(Dataset records)
┄┄┄┄┄┄┄┄┄┄

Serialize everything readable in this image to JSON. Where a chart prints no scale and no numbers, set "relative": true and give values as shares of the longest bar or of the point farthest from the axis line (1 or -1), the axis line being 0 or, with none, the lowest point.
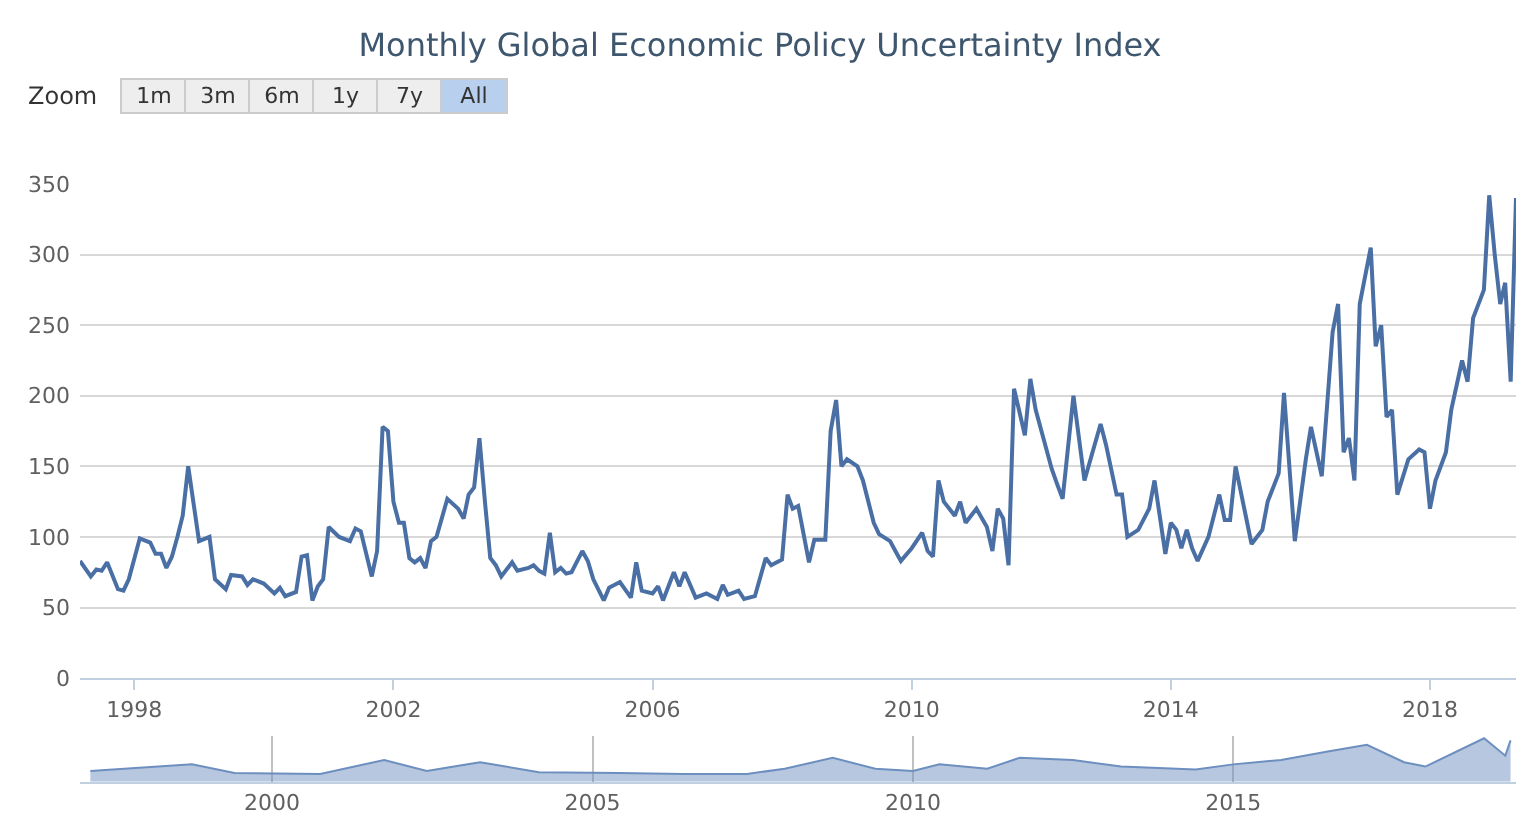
{
  "chart_data": [
    {
      "type": "line",
      "title": "Monthly Global Economic Policy Uncertainty Index",
      "annotations": [
        "Zoom",
        "1m",
        "3m",
        "6m",
        "1y",
        "7y",
        "All"
      ],
      "x": [
        "1997-03",
        "1997-05",
        "1997-06",
        "1997-07",
        "1997-08",
        "1997-10",
        "1997-11",
        "1997-12",
        "1998-02",
        "1998-04",
        "1998-05",
        "1998-06",
        "1998-07",
        "1998-08",
        "1998-09",
        "1998-10",
        "1998-11",
        "1999-01",
        "1999-03",
        "1999-04",
        "1999-06",
        "1999-07",
        "1999-09",
        "1999-10",
        "1999-11",
        "2000-01",
        "2000-03",
        "2000-04",
        "2000-05",
        "2000-07",
        "2000-08",
        "2000-09",
        "2000-10",
        "2000-11",
        "2000-12",
        "2001-01",
        "2001-03",
        "2001-05",
        "2001-06",
        "2001-07",
        "2001-09",
        "2001-10",
        "2001-11",
        "2001-12",
        "2002-01",
        "2002-02",
        "2002-03",
        "2002-04",
        "2002-05",
        "2002-06",
        "2002-07",
        "2002-08",
        "2002-09",
        "2002-11",
        "2003-01",
        "2003-02",
        "2003-03",
        "2003-04",
        "2003-05",
        "2003-06",
        "2003-07",
        "2003-08",
        "2003-09",
        "2003-11",
        "2003-12",
        "2004-02",
        "2004-03",
        "2004-04",
        "2004-05",
        "2004-06",
        "2004-07",
        "2004-08",
        "2004-09",
        "2004-10",
        "2004-12",
        "2005-01",
        "2005-02",
        "2005-04",
        "2005-05",
        "2005-07",
        "2005-09",
        "2005-10",
        "2005-11",
        "2006-01",
        "2006-02",
        "2006-03",
        "2006-05",
        "2006-06",
        "2006-07",
        "2006-09",
        "2006-11",
        "2007-01",
        "2007-02",
        "2007-03",
        "2007-05",
        "2007-06",
        "2007-08",
        "2007-10",
        "2007-11",
        "2008-01",
        "2008-02",
        "2008-03",
        "2008-04",
        "2008-06",
        "2008-07",
        "2008-09",
        "2008-10",
        "2008-11",
        "2008-12",
        "2009-01",
        "2009-03",
        "2009-04",
        "2009-06",
        "2009-07",
        "2009-09",
        "2009-10",
        "2009-11",
        "2010-01",
        "2010-03",
        "2010-04",
        "2010-05",
        "2010-06",
        "2010-07",
        "2010-09",
        "2010-10",
        "2010-11",
        "2011-01",
        "2011-03",
        "2011-04",
        "2011-05",
        "2011-06",
        "2011-07",
        "2011-08",
        "2011-10",
        "2011-11",
        "2011-12",
        "2012-03",
        "2012-04",
        "2012-05",
        "2012-07",
        "2012-09",
        "2012-12",
        "2013-01",
        "2013-03",
        "2013-04",
        "2013-05",
        "2013-07",
        "2013-09",
        "2013-10",
        "2013-12",
        "2014-01",
        "2014-02",
        "2014-03",
        "2014-04",
        "2014-05",
        "2014-06",
        "2014-08",
        "2014-10",
        "2014-11",
        "2014-12",
        "2015-01",
        "2015-04",
        "2015-06",
        "2015-07",
        "2015-09",
        "2015-10",
        "2015-12",
        "2016-02",
        "2016-03",
        "2016-05",
        "2016-07",
        "2016-08",
        "2016-09",
        "2016-10",
        "2016-11",
        "2016-12",
        "2017-02",
        "2017-03",
        "2017-04",
        "2017-05",
        "2017-06",
        "2017-07",
        "2017-09",
        "2017-11",
        "2017-12",
        "2018-01",
        "2018-02",
        "2018-04",
        "2018-05",
        "2018-07",
        "2018-08",
        "2018-09",
        "2018-11",
        "2018-12",
        "2019-01",
        "2019-02",
        "2019-03",
        "2019-04",
        "2019-05"
      ],
      "series": [
        {
          "color": "#4a6fa5",
          "values": [
            83,
            72,
            77,
            76,
            82,
            63,
            62,
            70,
            99,
            96,
            88,
            88,
            78,
            86,
            100,
            115,
            150,
            97,
            100,
            70,
            63,
            73,
            72,
            66,
            70,
            67,
            60,
            64,
            58,
            61,
            86,
            87,
            55,
            65,
            70,
            107,
            100,
            97,
            106,
            104,
            72,
            90,
            178,
            175,
            125,
            110,
            110,
            85,
            82,
            85,
            78,
            97,
            100,
            127,
            120,
            113,
            130,
            135,
            170,
            125,
            85,
            80,
            72,
            82,
            76,
            78,
            80,
            76,
            74,
            103,
            75,
            78,
            74,
            75,
            90,
            83,
            70,
            55,
            64,
            68,
            57,
            82,
            62,
            60,
            65,
            55,
            75,
            65,
            75,
            57,
            60,
            56,
            66,
            59,
            62,
            56,
            58,
            85,
            80,
            84,
            130,
            120,
            122,
            82,
            98,
            98,
            175,
            197,
            150,
            155,
            150,
            140,
            110,
            102,
            97,
            90,
            83,
            92,
            103,
            90,
            86,
            140,
            125,
            115,
            125,
            110,
            120,
            107,
            90,
            120,
            113,
            80,
            205,
            172,
            212,
            190,
            148,
            137,
            127,
            200,
            140,
            180,
            165,
            130,
            130,
            100,
            105,
            120,
            140,
            88,
            110,
            105,
            92,
            105,
            92,
            83,
            100,
            130,
            112,
            112,
            150,
            95,
            105,
            125,
            145,
            202,
            97,
            155,
            178,
            143,
            245,
            265,
            160,
            170,
            140,
            265,
            305,
            235,
            250,
            185,
            190,
            130,
            155,
            162,
            160,
            120,
            140,
            160,
            190,
            225,
            210,
            255,
            275,
            342,
            300,
            265,
            280,
            210,
            340
          ]
        }
      ],
      "xlim": [
        "1997-03",
        "2019-05"
      ],
      "xticks": [
        "1998",
        "2002",
        "2006",
        "2010",
        "2014",
        "2018"
      ],
      "ylim": [
        0,
        350
      ],
      "yticks": [
        0,
        50,
        100,
        150,
        200,
        250,
        300,
        350
      ],
      "grid": "y",
      "marker": "none",
      "line_style": "solid"
    },
    {
      "type": "area",
      "relative": true,
      "x": [
        "1997-03",
        "1998-10",
        "1999-06",
        "2000-10",
        "2001-10",
        "2002-06",
        "2003-04",
        "2004-03",
        "2005-06",
        "2006-06",
        "2007-06",
        "2008-01",
        "2008-10",
        "2009-06",
        "2010-01",
        "2010-06",
        "2011-03",
        "2011-09",
        "2012-07",
        "2013-04",
        "2014-06",
        "2015-01",
        "2015-10",
        "2016-07",
        "2017-02",
        "2017-09",
        "2018-01",
        "2018-12",
        "2019-04",
        "2019-05"
      ],
      "series": [
        {
          "color": "#6d8fbf",
          "values": [
            0.25,
            0.4,
            0.2,
            0.18,
            0.5,
            0.25,
            0.45,
            0.22,
            0.2,
            0.18,
            0.18,
            0.3,
            0.55,
            0.3,
            0.25,
            0.4,
            0.3,
            0.55,
            0.5,
            0.35,
            0.28,
            0.4,
            0.5,
            0.7,
            0.85,
            0.45,
            0.35,
            1.0,
            0.6,
            0.95
          ]
        }
      ],
      "xlim": [
        "1997-01",
        "2019-06"
      ],
      "xticks": [
        "2000",
        "2005",
        "2010",
        "2015"
      ],
      "tick_labels": "x",
      "grid": "x"
    }
  ]
}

┄┄┄┄┄┄┄┄┄┄

TASK INSTRUCTIONS: Quote the records in their entirety, keeping the wording exact and excluding pictures.

ANSWER FOR THIS EXERCISE:
Serialize everything readable in this image to JSON. Where a chart prints no scale and no numbers, set "relative": true and give values as shares of the longest bar or of the point farthest from the axis line (1 or -1), the axis line being 0 or, with none, the lowest point.
{
  "chart_data": [
    {
      "type": "line",
      "title": "Monthly Global Economic Policy Uncertainty Index",
      "annotations": [
        "Zoom",
        "1m",
        "3m",
        "6m",
        "1y",
        "7y",
        "All"
      ],
      "x": [
        "1997-03",
        "1997-05",
        "1997-06",
        "1997-07",
        "1997-08",
        "1997-10",
        "1997-11",
        "1997-12",
        "1998-02",
        "1998-04",
        "1998-05",
        "1998-06",
        "1998-07",
        "1998-08",
        "1998-09",
        "1998-10",
        "1998-11",
        "1999-01",
        "1999-03",
        "1999-04",
        "1999-06",
        "1999-07",
        "1999-09",
        "1999-10",
        "1999-11",
        "2000-01",
        "2000-03",
        "2000-04",
        "2000-05",
        "2000-07",
        "2000-08",
        "2000-09",
        "2000-10",
        "2000-11",
        "2000-12",
        "2001-01",
        "2001-03",
        "2001-05",
        "2001-06",
        "2001-07",
        "2001-09",
        "2001-10",
        "2001-11",
        "2001-12",
        "2002-01",
        "2002-02",
        "2002-03",
        "2002-04",
        "2002-05",
        "2002-06",
        "2002-07",
        "2002-08",
        "2002-09",
        "2002-11",
        "2003-01",
        "2003-02",
        "2003-03",
        "2003-04",
        "2003-05",
        "2003-06",
        "2003-07",
        "2003-08",
        "2003-09",
        "2003-11",
        "2003-12",
        "2004-02",
        "2004-03",
        "2004-04",
        "2004-05",
        "2004-06",
        "2004-07",
        "2004-08",
        "2004-09",
        "2004-10",
        "2004-12",
        "2005-01",
        "2005-02",
        "2005-04",
        "2005-05",
        "2005-07",
        "2005-09",
        "2005-10",
        "2005-11",
        "2006-01",
        "2006-02",
        "2006-03",
        "2006-05",
        "2006-06",
        "2006-07",
        "2006-09",
        "2006-11",
        "2007-01",
        "2007-02",
        "2007-03",
        "2007-05",
        "2007-06",
        "2007-08",
        "2007-10",
        "2007-11",
        "2008-01",
        "2008-02",
        "2008-03",
        "2008-04",
        "2008-06",
        "2008-07",
        "2008-09",
        "2008-10",
        "2008-11",
        "2008-12",
        "2009-01",
        "2009-03",
        "2009-04",
        "2009-06",
        "2009-07",
        "2009-09",
        "2009-10",
        "2009-11",
        "2010-01",
        "2010-03",
        "2010-04",
        "2010-05",
        "2010-06",
        "2010-07",
        "2010-09",
        "2010-10",
        "2010-11",
        "2011-01",
        "2011-03",
        "2011-04",
        "2011-05",
        "2011-06",
        "2011-07",
        "2011-08",
        "2011-10",
        "2011-11",
        "2011-12",
        "2012-03",
        "2012-04",
        "2012-05",
        "2012-07",
        "2012-09",
        "2012-12",
        "2013-01",
        "2013-03",
        "2013-04",
        "2013-05",
        "2013-07",
        "2013-09",
        "2013-10",
        "2013-12",
        "2014-01",
        "2014-02",
        "2014-03",
        "2014-04",
        "2014-05",
        "2014-06",
        "2014-08",
        "2014-10",
        "2014-11",
        "2014-12",
        "2015-01",
        "2015-04",
        "2015-06",
        "2015-07",
        "2015-09",
        "2015-10",
        "2015-12",
        "2016-02",
        "2016-03",
        "2016-05",
        "2016-07",
        "2016-08",
        "2016-09",
        "2016-10",
        "2016-11",
        "2016-12",
        "2017-02",
        "2017-03",
        "2017-04",
        "2017-05",
        "2017-06",
        "2017-07",
        "2017-09",
        "2017-11",
        "2017-12",
        "2018-01",
        "2018-02",
        "2018-04",
        "2018-05",
        "2018-07",
        "2018-08",
        "2018-09",
        "2018-11",
        "2018-12",
        "2019-01",
        "2019-02",
        "2019-03",
        "2019-04",
        "2019-05"
      ],
      "series": [
        {
          "color": "#4a6fa5",
          "values": [
            83,
            72,
            77,
            76,
            82,
            63,
            62,
            70,
            99,
            96,
            88,
            88,
            78,
            86,
            100,
            115,
            150,
            97,
            100,
            70,
            63,
            73,
            72,
            66,
            70,
            67,
            60,
            64,
            58,
            61,
            86,
            87,
            55,
            65,
            70,
            107,
            100,
            97,
            106,
            104,
            72,
            90,
            178,
            175,
            125,
            110,
            110,
            85,
            82,
            85,
            78,
            97,
            100,
            127,
            120,
            113,
            130,
            135,
            170,
            125,
            85,
            80,
            72,
            82,
            76,
            78,
            80,
            76,
            74,
            103,
            75,
            78,
            74,
            75,
            90,
            83,
            70,
            55,
            64,
            68,
            57,
            82,
            62,
            60,
            65,
            55,
            75,
            65,
            75,
            57,
            60,
            56,
            66,
            59,
            62,
            56,
            58,
            85,
            80,
            84,
            130,
            120,
            122,
            82,
            98,
            98,
            175,
            197,
            150,
            155,
            150,
            140,
            110,
            102,
            97,
            90,
            83,
            92,
            103,
            90,
            86,
            140,
            125,
            115,
            125,
            110,
            120,
            107,
            90,
            120,
            113,
            80,
            205,
            172,
            212,
            190,
            148,
            137,
            127,
            200,
            140,
            180,
            165,
            130,
            130,
            100,
            105,
            120,
            140,
            88,
            110,
            105,
            92,
            105,
            92,
            83,
            100,
            130,
            112,
            112,
            150,
            95,
            105,
            125,
            145,
            202,
            97,
            155,
            178,
            143,
            245,
            265,
            160,
            170,
            140,
            265,
            305,
            235,
            250,
            185,
            190,
            130,
            155,
            162,
            160,
            120,
            140,
            160,
            190,
            225,
            210,
            255,
            275,
            342,
            300,
            265,
            280,
            210,
            340
          ]
        }
      ],
      "xlim": [
        "1997-03",
        "2019-05"
      ],
      "xticks": [
        "1998",
        "2002",
        "2006",
        "2010",
        "2014",
        "2018"
      ],
      "ylim": [
        0,
        350
      ],
      "yticks": [
        0,
        50,
        100,
        150,
        200,
        250,
        300,
        350
      ],
      "grid": "y",
      "marker": "none",
      "line_style": "solid"
    },
    {
      "type": "area",
      "relative": true,
      "x": [
        "1997-03",
        "1998-10",
        "1999-06",
        "2000-10",
        "2001-10",
        "2002-06",
        "2003-04",
        "2004-03",
        "2005-06",
        "2006-06",
        "2007-06",
        "2008-01",
        "2008-10",
        "2009-06",
        "2010-01",
        "2010-06",
        "2011-03",
        "2011-09",
        "2012-07",
        "2013-04",
        "2014-06",
        "2015-01",
        "2015-10",
        "2016-07",
        "2017-02",
        "2017-09",
        "2018-01",
        "2018-12",
        "2019-04",
        "2019-05"
      ],
      "series": [
        {
          "color": "#6d8fbf",
          "values": [
            0.25,
            0.4,
            0.2,
            0.18,
            0.5,
            0.25,
            0.45,
            0.22,
            0.2,
            0.18,
            0.18,
            0.3,
            0.55,
            0.3,
            0.25,
            0.4,
            0.3,
            0.55,
            0.5,
            0.35,
            0.28,
            0.4,
            0.5,
            0.7,
            0.85,
            0.45,
            0.35,
            1.0,
            0.6,
            0.95
          ]
        }
      ],
      "xlim": [
        "1997-01",
        "2019-06"
      ],
      "xticks": [
        "2000",
        "2005",
        "2010",
        "2015"
      ],
      "tick_labels": "x",
      "grid": "x"
    }
  ]
}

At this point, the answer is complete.